[Dataset excerpts]
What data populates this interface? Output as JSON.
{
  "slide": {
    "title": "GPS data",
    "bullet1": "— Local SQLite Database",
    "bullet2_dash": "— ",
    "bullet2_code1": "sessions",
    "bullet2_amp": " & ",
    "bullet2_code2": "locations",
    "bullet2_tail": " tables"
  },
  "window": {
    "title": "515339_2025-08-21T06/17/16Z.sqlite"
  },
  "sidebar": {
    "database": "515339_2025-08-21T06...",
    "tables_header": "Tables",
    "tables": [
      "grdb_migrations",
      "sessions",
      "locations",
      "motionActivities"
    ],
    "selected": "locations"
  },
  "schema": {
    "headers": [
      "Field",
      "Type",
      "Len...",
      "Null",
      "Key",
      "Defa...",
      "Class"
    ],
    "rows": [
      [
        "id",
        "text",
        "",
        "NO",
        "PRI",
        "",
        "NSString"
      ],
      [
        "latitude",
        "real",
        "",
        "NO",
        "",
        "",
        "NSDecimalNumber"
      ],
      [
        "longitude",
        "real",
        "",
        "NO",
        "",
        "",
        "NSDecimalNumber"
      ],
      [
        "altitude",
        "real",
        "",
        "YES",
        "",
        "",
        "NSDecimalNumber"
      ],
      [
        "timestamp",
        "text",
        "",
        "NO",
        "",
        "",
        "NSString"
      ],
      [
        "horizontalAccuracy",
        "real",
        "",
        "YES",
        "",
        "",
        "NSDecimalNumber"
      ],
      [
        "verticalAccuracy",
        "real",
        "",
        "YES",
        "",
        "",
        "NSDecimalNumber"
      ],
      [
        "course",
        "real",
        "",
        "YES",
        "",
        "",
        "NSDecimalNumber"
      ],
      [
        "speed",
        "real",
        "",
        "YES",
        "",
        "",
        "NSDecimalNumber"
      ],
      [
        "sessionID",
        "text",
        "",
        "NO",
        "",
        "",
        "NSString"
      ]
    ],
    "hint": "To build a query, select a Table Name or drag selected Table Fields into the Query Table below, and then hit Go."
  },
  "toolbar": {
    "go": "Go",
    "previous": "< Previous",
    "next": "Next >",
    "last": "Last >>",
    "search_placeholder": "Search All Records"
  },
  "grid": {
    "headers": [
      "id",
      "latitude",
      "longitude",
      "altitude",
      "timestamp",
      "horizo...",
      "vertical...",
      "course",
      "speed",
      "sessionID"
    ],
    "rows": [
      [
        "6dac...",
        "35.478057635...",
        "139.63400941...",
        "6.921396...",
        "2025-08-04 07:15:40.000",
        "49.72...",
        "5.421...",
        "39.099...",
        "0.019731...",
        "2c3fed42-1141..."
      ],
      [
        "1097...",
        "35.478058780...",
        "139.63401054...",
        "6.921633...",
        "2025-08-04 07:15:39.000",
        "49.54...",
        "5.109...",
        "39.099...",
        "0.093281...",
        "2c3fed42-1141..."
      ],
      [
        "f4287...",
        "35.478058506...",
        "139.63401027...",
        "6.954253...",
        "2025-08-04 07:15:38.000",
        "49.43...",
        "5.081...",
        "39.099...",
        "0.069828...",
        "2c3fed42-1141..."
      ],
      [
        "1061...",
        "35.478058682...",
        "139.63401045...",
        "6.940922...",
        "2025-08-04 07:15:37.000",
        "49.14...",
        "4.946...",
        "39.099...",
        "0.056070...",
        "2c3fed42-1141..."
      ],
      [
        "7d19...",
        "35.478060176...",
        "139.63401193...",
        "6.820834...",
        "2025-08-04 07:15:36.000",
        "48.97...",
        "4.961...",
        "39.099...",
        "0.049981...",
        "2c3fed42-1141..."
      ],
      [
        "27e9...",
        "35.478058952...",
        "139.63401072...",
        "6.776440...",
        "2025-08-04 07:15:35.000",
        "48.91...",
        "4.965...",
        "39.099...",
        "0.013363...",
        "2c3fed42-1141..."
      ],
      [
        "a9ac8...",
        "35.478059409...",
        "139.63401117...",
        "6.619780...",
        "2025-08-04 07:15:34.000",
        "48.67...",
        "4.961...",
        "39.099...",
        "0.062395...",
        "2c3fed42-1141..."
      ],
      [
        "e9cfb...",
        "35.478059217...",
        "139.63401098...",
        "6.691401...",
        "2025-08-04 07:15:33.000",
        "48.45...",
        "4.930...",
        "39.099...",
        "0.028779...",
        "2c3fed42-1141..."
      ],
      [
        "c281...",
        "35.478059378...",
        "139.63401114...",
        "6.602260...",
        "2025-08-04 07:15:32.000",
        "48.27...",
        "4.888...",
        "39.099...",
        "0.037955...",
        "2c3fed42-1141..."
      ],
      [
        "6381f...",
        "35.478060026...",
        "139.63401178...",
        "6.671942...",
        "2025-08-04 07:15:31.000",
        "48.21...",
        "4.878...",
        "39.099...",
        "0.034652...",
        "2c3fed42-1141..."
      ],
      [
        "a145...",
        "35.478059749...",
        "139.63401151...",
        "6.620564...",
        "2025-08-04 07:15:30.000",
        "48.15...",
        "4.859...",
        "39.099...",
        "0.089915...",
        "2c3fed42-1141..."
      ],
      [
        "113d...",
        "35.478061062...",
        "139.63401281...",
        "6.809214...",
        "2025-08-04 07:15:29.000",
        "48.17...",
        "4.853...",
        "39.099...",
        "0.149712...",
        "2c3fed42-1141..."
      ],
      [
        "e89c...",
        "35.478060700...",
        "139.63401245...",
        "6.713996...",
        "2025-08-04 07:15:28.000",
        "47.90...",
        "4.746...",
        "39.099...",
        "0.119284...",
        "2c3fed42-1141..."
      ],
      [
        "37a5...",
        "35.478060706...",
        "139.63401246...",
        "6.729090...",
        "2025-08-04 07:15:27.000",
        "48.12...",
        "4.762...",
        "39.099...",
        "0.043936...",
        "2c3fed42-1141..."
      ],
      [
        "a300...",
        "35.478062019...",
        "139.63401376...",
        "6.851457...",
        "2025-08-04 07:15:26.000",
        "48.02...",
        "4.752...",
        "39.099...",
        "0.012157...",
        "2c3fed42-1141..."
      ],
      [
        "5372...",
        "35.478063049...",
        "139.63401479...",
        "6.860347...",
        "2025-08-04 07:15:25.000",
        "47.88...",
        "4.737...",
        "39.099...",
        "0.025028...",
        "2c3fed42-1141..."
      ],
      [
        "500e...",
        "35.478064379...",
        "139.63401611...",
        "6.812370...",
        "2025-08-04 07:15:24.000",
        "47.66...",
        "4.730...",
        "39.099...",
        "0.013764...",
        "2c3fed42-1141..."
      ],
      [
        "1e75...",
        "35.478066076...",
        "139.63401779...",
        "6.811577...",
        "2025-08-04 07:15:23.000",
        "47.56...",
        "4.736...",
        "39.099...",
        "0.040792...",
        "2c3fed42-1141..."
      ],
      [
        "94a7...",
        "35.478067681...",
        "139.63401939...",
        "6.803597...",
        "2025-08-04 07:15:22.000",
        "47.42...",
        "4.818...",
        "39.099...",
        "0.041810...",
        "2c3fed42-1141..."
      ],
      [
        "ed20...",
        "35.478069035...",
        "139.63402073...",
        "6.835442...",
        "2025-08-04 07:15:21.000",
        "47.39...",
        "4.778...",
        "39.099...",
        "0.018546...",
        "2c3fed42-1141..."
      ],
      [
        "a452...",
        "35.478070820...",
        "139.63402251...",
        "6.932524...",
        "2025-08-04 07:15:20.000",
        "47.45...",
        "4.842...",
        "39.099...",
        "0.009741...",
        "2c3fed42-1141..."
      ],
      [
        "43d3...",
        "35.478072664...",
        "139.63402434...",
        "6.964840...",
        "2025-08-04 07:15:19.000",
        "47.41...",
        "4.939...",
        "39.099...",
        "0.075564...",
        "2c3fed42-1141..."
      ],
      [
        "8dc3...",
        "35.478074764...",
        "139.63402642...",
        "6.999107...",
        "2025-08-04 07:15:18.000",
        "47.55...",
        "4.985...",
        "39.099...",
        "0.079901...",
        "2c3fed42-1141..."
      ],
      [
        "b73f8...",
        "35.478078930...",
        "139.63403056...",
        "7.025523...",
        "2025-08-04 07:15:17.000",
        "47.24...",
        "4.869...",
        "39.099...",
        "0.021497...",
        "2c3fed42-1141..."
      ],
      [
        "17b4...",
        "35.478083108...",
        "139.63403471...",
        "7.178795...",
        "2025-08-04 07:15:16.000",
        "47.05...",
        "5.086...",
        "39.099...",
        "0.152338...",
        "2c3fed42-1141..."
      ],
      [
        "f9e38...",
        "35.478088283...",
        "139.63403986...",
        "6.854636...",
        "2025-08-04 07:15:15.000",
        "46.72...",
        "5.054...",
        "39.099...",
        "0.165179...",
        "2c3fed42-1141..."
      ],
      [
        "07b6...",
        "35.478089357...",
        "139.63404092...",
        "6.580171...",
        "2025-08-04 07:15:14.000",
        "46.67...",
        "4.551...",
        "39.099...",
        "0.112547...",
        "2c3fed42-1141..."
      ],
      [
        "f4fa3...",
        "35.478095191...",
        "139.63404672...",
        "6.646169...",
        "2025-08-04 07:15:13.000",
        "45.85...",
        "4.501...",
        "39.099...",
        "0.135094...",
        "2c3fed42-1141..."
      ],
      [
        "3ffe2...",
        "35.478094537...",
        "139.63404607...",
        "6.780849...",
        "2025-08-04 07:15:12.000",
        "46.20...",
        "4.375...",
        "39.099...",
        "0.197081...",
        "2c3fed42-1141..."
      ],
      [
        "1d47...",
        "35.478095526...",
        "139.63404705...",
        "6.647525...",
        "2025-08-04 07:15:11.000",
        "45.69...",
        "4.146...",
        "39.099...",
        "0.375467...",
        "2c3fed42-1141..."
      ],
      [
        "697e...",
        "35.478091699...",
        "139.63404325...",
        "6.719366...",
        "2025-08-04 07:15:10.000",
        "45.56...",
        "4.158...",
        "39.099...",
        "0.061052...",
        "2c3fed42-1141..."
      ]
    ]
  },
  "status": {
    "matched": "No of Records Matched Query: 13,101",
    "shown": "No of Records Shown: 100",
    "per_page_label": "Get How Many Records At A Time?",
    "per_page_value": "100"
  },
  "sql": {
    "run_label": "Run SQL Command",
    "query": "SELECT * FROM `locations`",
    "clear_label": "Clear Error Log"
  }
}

→ Exercise description: Which lines include the word "selected"? List them all.

→ Finished task:
    "selected": "locations"
    "hint": "To build a query, select a Table Name or drag selected Table Fields into the Query Table below, and then hit Go."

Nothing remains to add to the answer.